Short task: Print the records again, character for character.

== Dataset records

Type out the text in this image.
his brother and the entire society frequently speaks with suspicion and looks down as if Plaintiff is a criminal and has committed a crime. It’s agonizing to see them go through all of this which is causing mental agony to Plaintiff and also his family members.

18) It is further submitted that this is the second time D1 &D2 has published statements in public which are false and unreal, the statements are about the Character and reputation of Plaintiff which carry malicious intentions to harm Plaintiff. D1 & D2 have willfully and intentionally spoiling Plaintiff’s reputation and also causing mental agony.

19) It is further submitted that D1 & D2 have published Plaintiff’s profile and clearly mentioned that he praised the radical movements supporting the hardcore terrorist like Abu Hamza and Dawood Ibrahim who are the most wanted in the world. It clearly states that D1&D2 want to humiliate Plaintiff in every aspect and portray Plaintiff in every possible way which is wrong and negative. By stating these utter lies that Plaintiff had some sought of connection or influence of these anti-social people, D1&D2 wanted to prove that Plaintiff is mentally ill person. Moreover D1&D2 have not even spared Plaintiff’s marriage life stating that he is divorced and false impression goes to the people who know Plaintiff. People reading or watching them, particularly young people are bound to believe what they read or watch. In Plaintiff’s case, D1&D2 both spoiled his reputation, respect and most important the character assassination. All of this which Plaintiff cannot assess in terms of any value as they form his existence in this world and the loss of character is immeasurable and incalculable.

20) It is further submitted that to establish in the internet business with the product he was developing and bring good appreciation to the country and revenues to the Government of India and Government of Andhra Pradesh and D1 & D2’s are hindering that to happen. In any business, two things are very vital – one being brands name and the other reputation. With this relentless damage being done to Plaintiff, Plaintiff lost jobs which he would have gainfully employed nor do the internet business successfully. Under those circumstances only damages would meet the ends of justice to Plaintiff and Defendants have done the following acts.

====

Reply to the exercise:
Type out the text in this image.
his brother and the entire society frequently speaks with suspicion and looks down as if Plaintiff is a criminal and has committed a crime. It’s agonizing to see them go through all of this which is causing mental agony to Plaintiff and also his family members.

18) It is further submitted that this is the second time D1 &D2 has published statements in public which are false and unreal, the statements are about the Character and reputation of Plaintiff which carry malicious intentions to harm Plaintiff. D1 & D2 have willfully and intentionally spoiling Plaintiff’s reputation and also causing mental agony.

19) It is further submitted that D1 & D2 have published Plaintiff’s profile and clearly mentioned that he praised the radical movements supporting the hardcore terrorist like Abu Hamza and Dawood Ibrahim who are the most wanted in the world. It clearly states that D1&D2 want to humiliate Plaintiff in every aspect and portray Plaintiff in every possible way which is wrong and negative. By stating these utter lies that Plaintiff had some sought of connection or influence of these anti-social people, D1&D2 wanted to prove that Plaintiff is mentally ill person. Moreover D1&D2 have not even spared Plaintiff’s marriage life stating that he is divorced and false impression goes to the people who know Plaintiff. People reading or watching them, particularly young people are bound to believe what they read or watch. In Plaintiff’s case, D1&D2 both spoiled his reputation, respect and most important the character assassination. All of this which Plaintiff cannot assess in terms of any value as they form his existence in this world and the loss of character is immeasurable and incalculable.

20) It is further submitted that to establish in the internet business with the product he was developing and bring good appreciation to the country and revenues to the Government of India and Government of Andhra Pradesh and D1 & D2’s are hindering that to happen. In any business, two things are very vital – one being brands name and the other reputation. With this relentless damage being done to Plaintiff, Plaintiff lost jobs which he would have gainfully employed nor do the internet business successfully. Under those circumstances only damages would meet the ends of justice to Plaintiff and Defendants have done the following acts.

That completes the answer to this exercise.